* WRITTEN EXERCISE: Pull each line holding the word "livre" from the data.

* EXTRACTED INFORMATION:
• • • • •
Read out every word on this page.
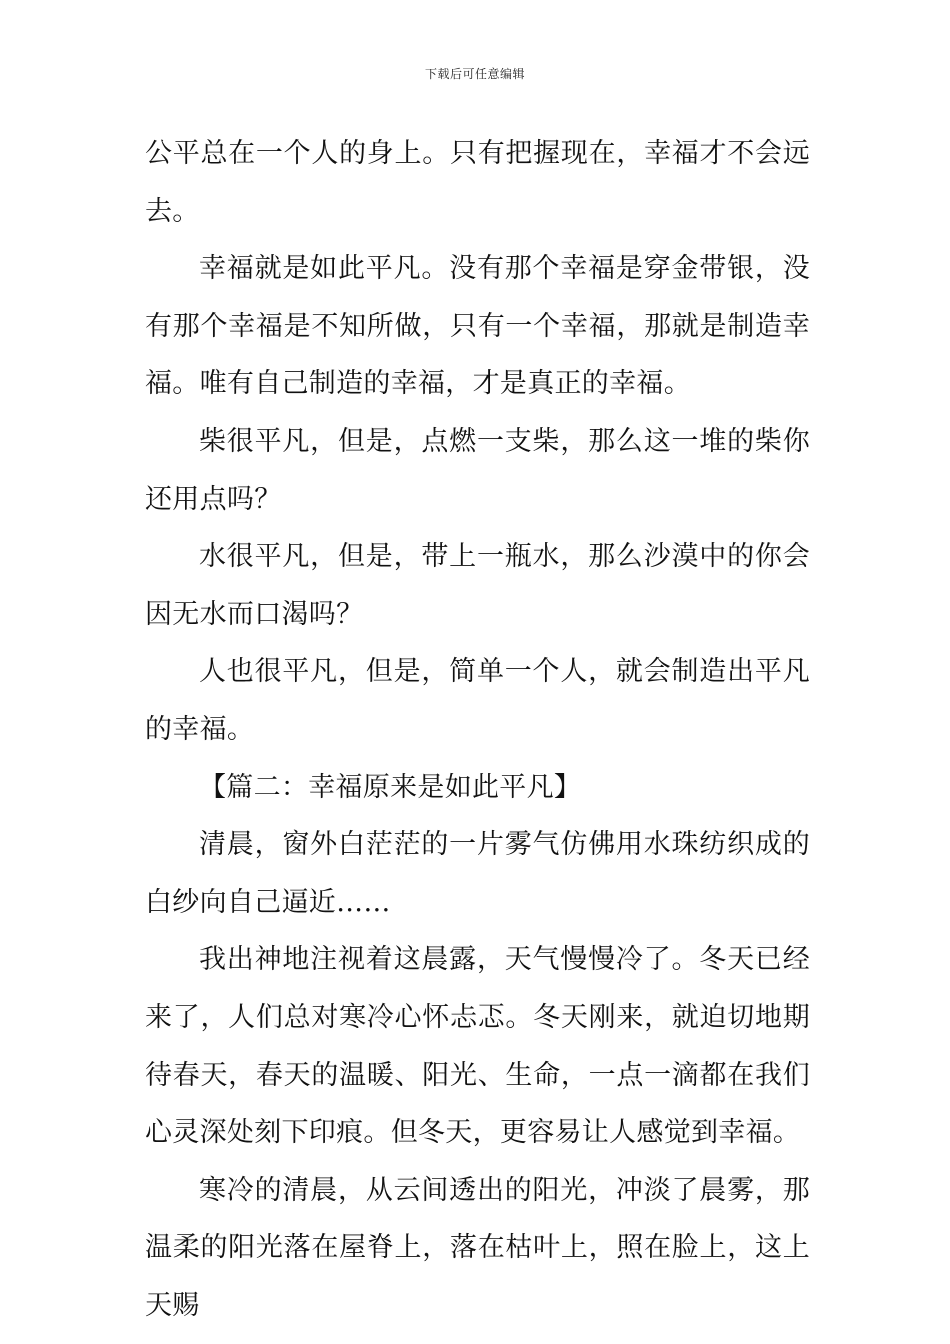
下载后可任意编辑

公平总在一个人的身上。只有把握现在，幸福才不会远去。

幸福就是如此平凡。没有那个幸福是穿金带银，没有那个幸福是不知所做，只有一个幸福，那就是制造幸福。唯有自己制造的幸福，才是真正的幸福。

柴很平凡，但是，点燃一支柴，那么这一堆的柴你还用点吗？

水很平凡，但是，带上一瓶水，那么沙漠中的你会因无水而口渴吗？

人也很平凡，但是，简单一个人，就会制造出平凡的幸福。

【篇二：幸福原来是如此平凡】

清晨，窗外白茫茫的一片雾气仿佛用水珠纺织成的白纱向自己逼近……

我出神地注视着这晨露，天气慢慢冷了。冬天已经来了，人们总对寒冷心怀忐忑。冬天刚来，就迫切地期待春天，春天的温暖、阳光、生命，一点一滴都在我们心灵深处刻下印痕。但冬天，更容易让人感觉到幸福。

寒冷的清晨，从云间透出的阳光，冲淡了晨雾，那温柔的阳光落在屋脊上，落在枯叶上，照在脸上，这上天赐
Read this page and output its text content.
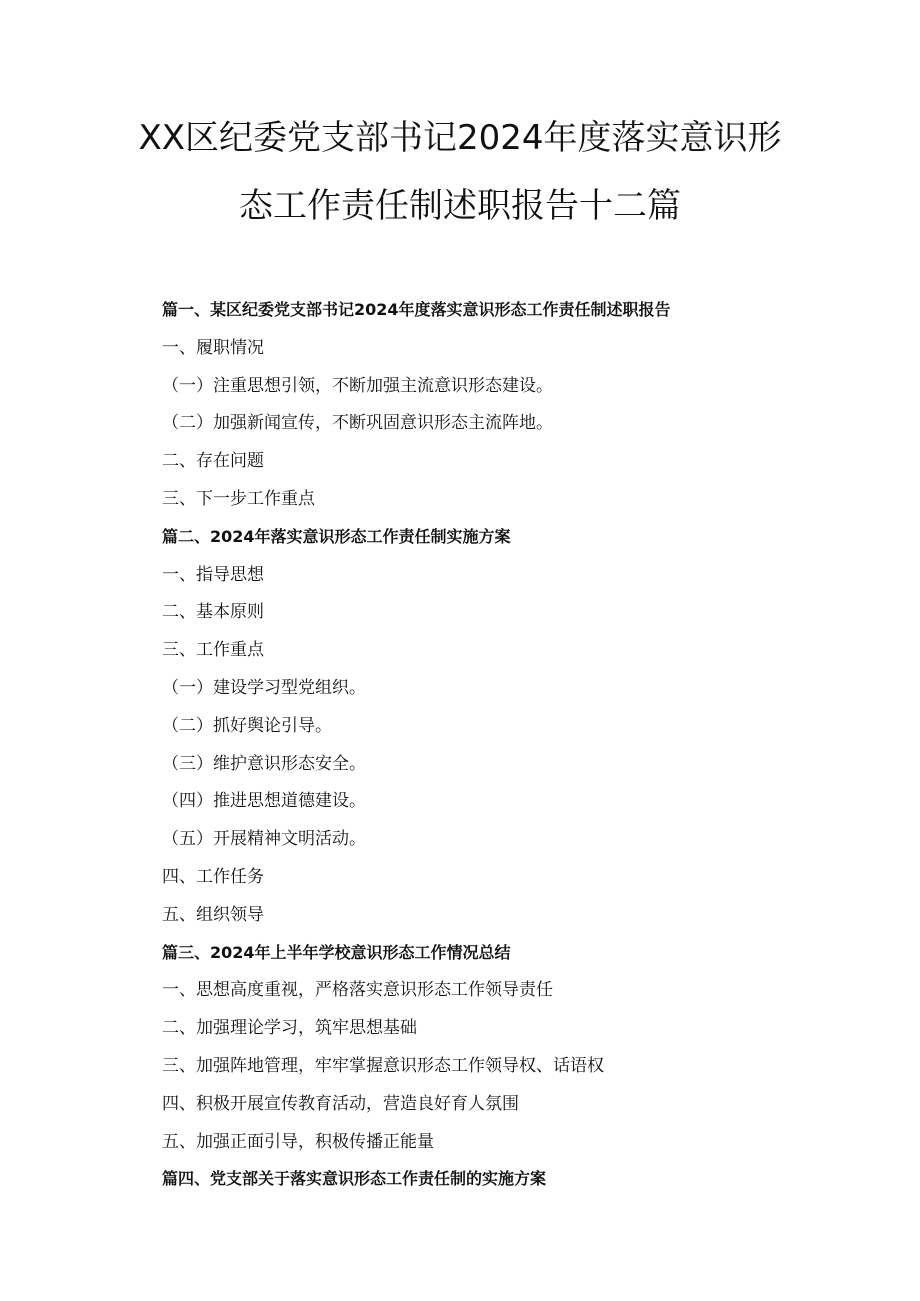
XX区纪委党支部书记2024年度落实意识形
态工作责任制述职报告十二篇
篇一、某区纪委党支部书记2024年度落实意识形态工作责任制述职报告
一、履职情况
（一）注重思想引领，不断加强主流意识形态建设。
（二）加强新闻宣传，不断巩固意识形态主流阵地。
二、存在问题
三、下一步工作重点
篇二、2024年落实意识形态工作责任制实施方案
一、指导思想
二、基本原则
三、工作重点
（一）建设学习型党组织。
（二）抓好舆论引导。
（三）维护意识形态安全。
（四）推进思想道德建设。
（五）开展精神文明活动。
四、工作任务
五、组织领导
篇三、2024年上半年学校意识形态工作情况总结
一、思想高度重视，严格落实意识形态工作领导责任
二、加强理论学习，筑牢思想基础
三、加强阵地管理，牢牢掌握意识形态工作领导权、话语权
四、积极开展宣传教育活动，营造良好育人氛围
五、加强正面引导，积极传播正能量
篇四、党支部关于落实意识形态工作责任制的实施方案
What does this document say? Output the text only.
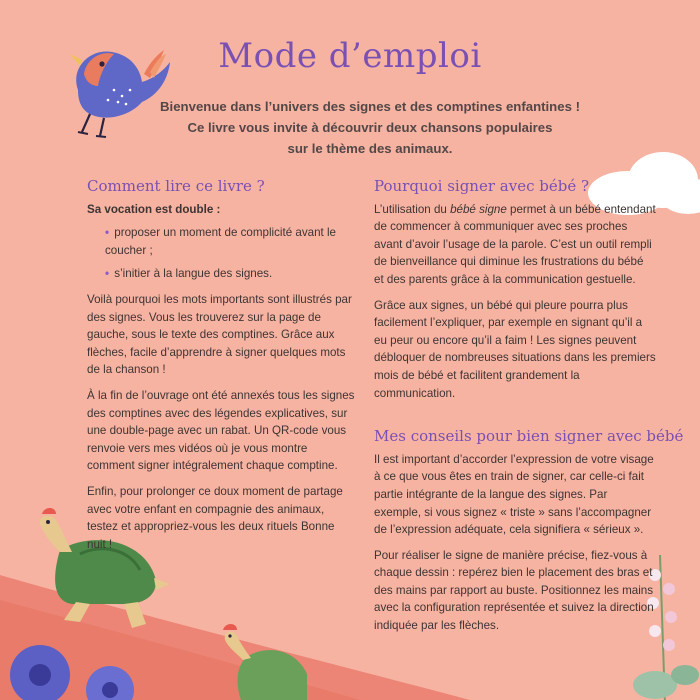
Mode d’emploi
Bienvenue dans l’univers des signes et des comptines enfantines !
Ce livre vous invite à découvrir deux chansons populaires
sur le thème des animaux.
Comment lire ce livre ?
Sa vocation est double :
• proposer un moment de complicité avant le coucher ;
• s’initier à la langue des signes.

Voilà pourquoi les mots importants sont illustrés par des signes. Vous les trouverez sur la page de gauche, sous le texte des comptines. Grâce aux flèches, facile d’apprendre à signer quelques mots de la chanson !

À la fin de l’ouvrage ont été annexés tous les signes des comptines avec des légendes explicatives, sur une double-page avec un rabat. Un QR-code vous renvoie vers mes vidéos où je vous montre comment signer intégralement chaque comptine.

Enfin, pour prolonger ce doux moment de partage avec votre enfant en compagnie des animaux, testez et appropriez-vous les deux rituels Bonne nuit !

Pourquoi signer avec bébé ?

L’utilisation du bébé signe permet à un bébé entendant de commencer à communiquer avec ses proches avant d’avoir l’usage de la parole. C’est un outil rempli de bienveillance qui diminue les frustrations du bébé et des parents grâce à la communication gestuelle.

Grâce aux signes, un bébé qui pleure pourra plus facilement l’expliquer, par exemple en signant qu’il a eu peur ou encore qu’il a faim ! Les signes peuvent débloquer de nombreuses situations dans les premiers mois de bébé et facilitent grandement la communication.

Mes conseils pour bien signer avec bébé

Il est important d’accorder l’expression de votre visage à ce que vous êtes en train de signer, car celle-ci fait partie intégrante de la langue des signes. Par exemple, si vous signez « triste » sans l’accompagner de l’expression adéquate, cela signifiera « sérieux ».

Pour réaliser le signe de manière précise, fiez-vous à chaque dessin : repérez bien le placement des bras et des mains par rapport au buste. Positionnez les mains avec la configuration représentée et suivez la direction indiquée par les flèches.
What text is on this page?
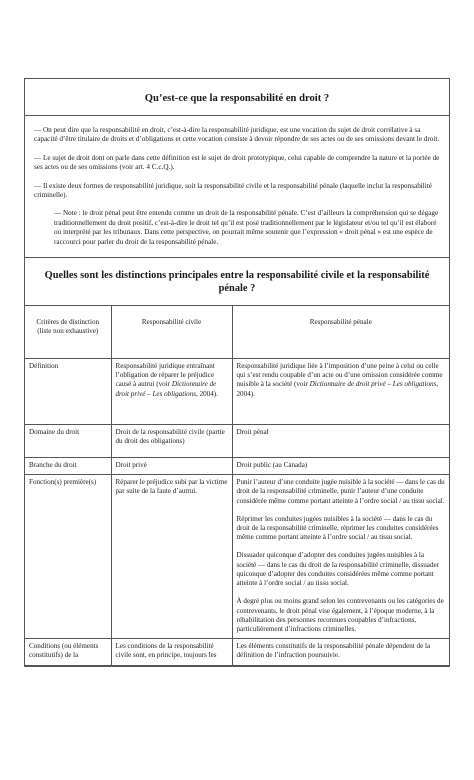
Qu’est-ce que la responsabilité en droit ?

— On peut dire que la responsabilité en droit, c’est-à-dire la responsabilité juridique, est une vocation du sujet de droit corrélative à sa capacité d’être titulaire de droits et d’obligations et cette vocation consiste à devoir répondre de ses actes ou de ses omissions devant le droit.

— Le sujet de droit dont on parle dans cette définition est le sujet de droit prototypique, celui capable de comprendre la nature et la portée de ses actes ou de ses omissions (voir art. 4 C.c.Q.).

— Il existe deux formes de responsabilité juridique, soit la responsabilité civile et la responsabilité pénale (laquelle inclut la responsabilité criminelle).

— Note : le droit pénal peut être entendu comme un droit de la responsabilité pénale. C’est d’ailleurs la compréhension qui se dégage traditionnellement du droit positif, c’est-à-dire le droit tel qu’il est posé traditionnellement par le législateur et/ou tel qu’il est élaboré ou interprété par les tribunaux. Dans cette perspective, on pourrait même soutenir que l’expression « droit pénal » est une espèce de raccourci pour parler du droit de la responsabilité pénale.

Quelles sont les distinctions principales entre la responsabilité civile et la responsabilité pénale ?
Critères de distinction (liste non exhaustive)	Responsabilité civile	Responsabilité pénale
Définition	Responsabilité juridique entraînant l’obligation de réparer le préjudice causé à autrui (voir Dictionnaire de droit privé – Les obligations, 2004).	Responsabilité juridique liée à l’imposition d’une peine à celui ou celle qui s’est rendu coupable d’un acte ou d’une omission considérée comme nuisible à la société (voir Dictionnaire de droit privé – Les obligations, 2004).
Domaine du droit	Droit de la responsabilité civile (partie du droit des obligations)	Droit pénal
Branche du droit	Droit privé	Droit public (au Canada)
Fonction(s) première(s)	Réparer le préjudice subi par la victime par suite de la faute d’autrui.	Punir l’auteur d’une conduite jugée nuisible à la société — dans le cas du droit de la responsabilité criminelle, punir l’auteur d’une conduite considérée même comme portant atteinte à l’ordre social / au tissu social.
Réprimer les conduites jugées nuisibles à la société — dans le cas du droit de la responsabilité criminelle, réprimer les conduites considérées même comme portant atteinte à l’ordre social / au tissu social.
Dissuader quiconque d’adopter des conduites jugées nuisibles à la société — dans le cas du droit de la responsabilité criminelle, dissuader quiconque d’adopter des conduites considérées même comme portant atteinte à l’ordre social / au tissu social.
À degré plus ou moins grand selon les contrevenants ou les catégories de contrevenants, le droit pénal vise également, à l’époque moderne, à la réhabilitation des personnes reconnues coupables d’infractions, particulièrement d’infractions criminelles.

Conditions (ou éléments constitutifs) de la	Les conditions de la responsabilité civile sont, en principe, toujours les	Les éléments constitutifs de la responsabilité pénale dépendent de la définition de l’infraction poursuivie.
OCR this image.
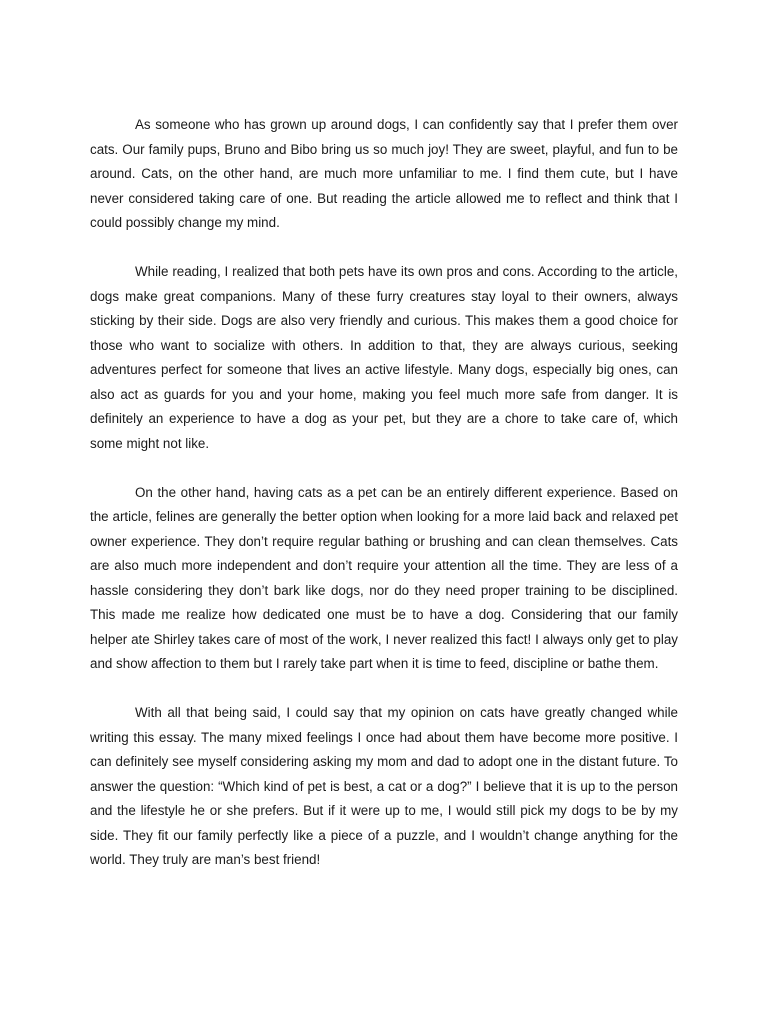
As someone who has grown up around dogs, I can confidently say that I prefer them over cats. Our family pups, Bruno and Bibo bring us so much joy! They are sweet, playful, and fun to be around. Cats, on the other hand, are much more unfamiliar to me. I find them cute, but I have never considered taking care of one. But reading the article allowed me to reflect and think that I could possibly change my mind.

While reading, I realized that both pets have its own pros and cons. According to the article, dogs make great companions. Many of these furry creatures stay loyal to their owners, always sticking by their side. Dogs are also very friendly and curious. This makes them a good choice for those who want to socialize with others. In addition to that, they are always curious, seeking adventures perfect for someone that lives an active lifestyle. Many dogs, especially big ones, can also act as guards for you and your home, making you feel much more safe from danger. It is definitely an experience to have a dog as your pet, but they are a chore to take care of, which some might not like.

On the other hand, having cats as a pet can be an entirely different experience. Based on the article, felines are generally the better option when looking for a more laid back and relaxed pet owner experience. They don’t require regular bathing or brushing and can clean themselves. Cats are also much more independent and don’t require your attention all the time. They are less of a hassle considering they don’t bark like dogs, nor do they need proper training to be disciplined. This made me realize how dedicated one must be to have a dog. Considering that our family helper ate Shirley takes care of most of the work, I never realized this fact! I always only get to play and show affection to them but I rarely take part when it is time to feed, discipline or bathe them.

With all that being said, I could say that my opinion on cats have greatly changed while writing this essay. The many mixed feelings I once had about them have become more positive. I can definitely see myself considering asking my mom and dad to adopt one in the distant future. To answer the question: “Which kind of pet is best, a cat or a dog?” I believe that it is up to the person and the lifestyle he or she prefers. But if it were up to me, I would still pick my dogs to be by my side. They fit our family perfectly like a piece of a puzzle, and I wouldn’t change anything for the world. They truly are man’s best friend!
• • • • •
* FINISHED TASK:
Ce livre vous invite à découvrir deux chansons populaires
Comment lire ce livre ?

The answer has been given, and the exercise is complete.